» Task directions: From the convention report below, list every game that the writer ran or played at Dreamation 2014.

» Selection:
════════════════════

What a great con. Thanks to everyone with whom I shared a game, a meal, or a chat!

#WithGreatPlay

Dreamation 2014: Best con for the tenth year running!

Back from yet another another amazing Dreamation. Massive thanks to Vinny, Avie and the whole Double Exposure crew, as always, for making such a fantastic environment to play in. And thanks to all the GMs, volunteers, and players who brought their staggeringly awesome creative might to bear on the snowy expanses of New Jersey.

Thursday night I revived a game I haven’t run in a number of years: My Life with Master. The game delivered, as it always does. The four players crafted me a master who sought to bring his beautiful bride back from the dead. I dispatched them to harvest the dreams of children, kidnap a new host body, and burgle the home of a gravedigger, among other unsavory errands. Nikolai–who could pass undetected through shadows, except when traveling alone, and could not speak unless spoken to–rose up against the Master and brought an end to the reign of terror. It was good to stretch those muscles again.

Friday morning I ran InSpectres. (Yes, that’s right. Both games I ran are more than a decade old. What of it?) We had a full table of six, with players bringing such characters as an ex-exterminator, a priest with ninja training, a shovel-wielding mortician, and an ex-possessee devoted to getting revenge on anything remotely supernatural. They faced down a pack of leprechaun drug dealers, and got embroiled in a magical turf war between a Beef and Borscht restaurant and the aggressive, eldritch Pizza Go Go. Much laughter ensued.

Friday afternoon saw me in a playtest of Brie Sheldon’s game Clash. It’s a game about people caught up in a conflict larger than themselves. The details of that conflict are very open to the creation of the group, but then the meat of play is about character scenes. I liked it very much and enjoyed that character goals and faction goals don’t need to related at all. The game has not yet figured out how it wants to address the eternal problem of “you can play any setting” games. Namely, how best to help the players create that sort of setting. But it’s definitely on a good trajectory and I look forward to seeing the next version and playing again.

Friday evening was my highlight of the convention: Laura Simpson’s The Companions’ Tale. This game was so fun, and it both taught me new things about game design and reminded me of old lessons I’d forgotten. We are all telling the tale of a great hero doing great things upon the world, but we are telling that tale from the point of view of those who witnessed the hero’s great deeds. The companions can be mentors, sidekicks, lovers, rivals, or a host of other types. It does a great job in assigning specific, fruitful story-telling tasks to different players at different times. My absolute favorite role was the Lorekeeper, where you describe how some piece of culture (a painting, a poem, a sport, a type of food, a children’s rhyme, etc.) was formed to reflect the events of the story just recounted. I can’t wait to get my hands on this game and play it again!

════════════════════

» Data shown:
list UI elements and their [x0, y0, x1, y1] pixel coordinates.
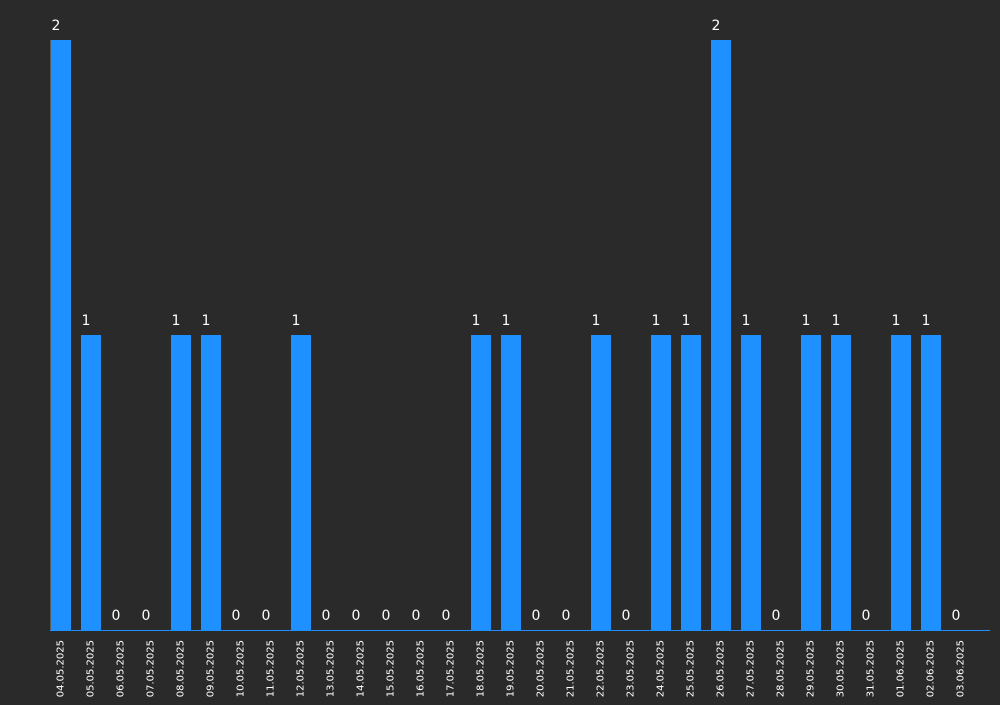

════════════════════

» Exercise output:
My Life with Master
InSpectres
Clash
The Companions' Tale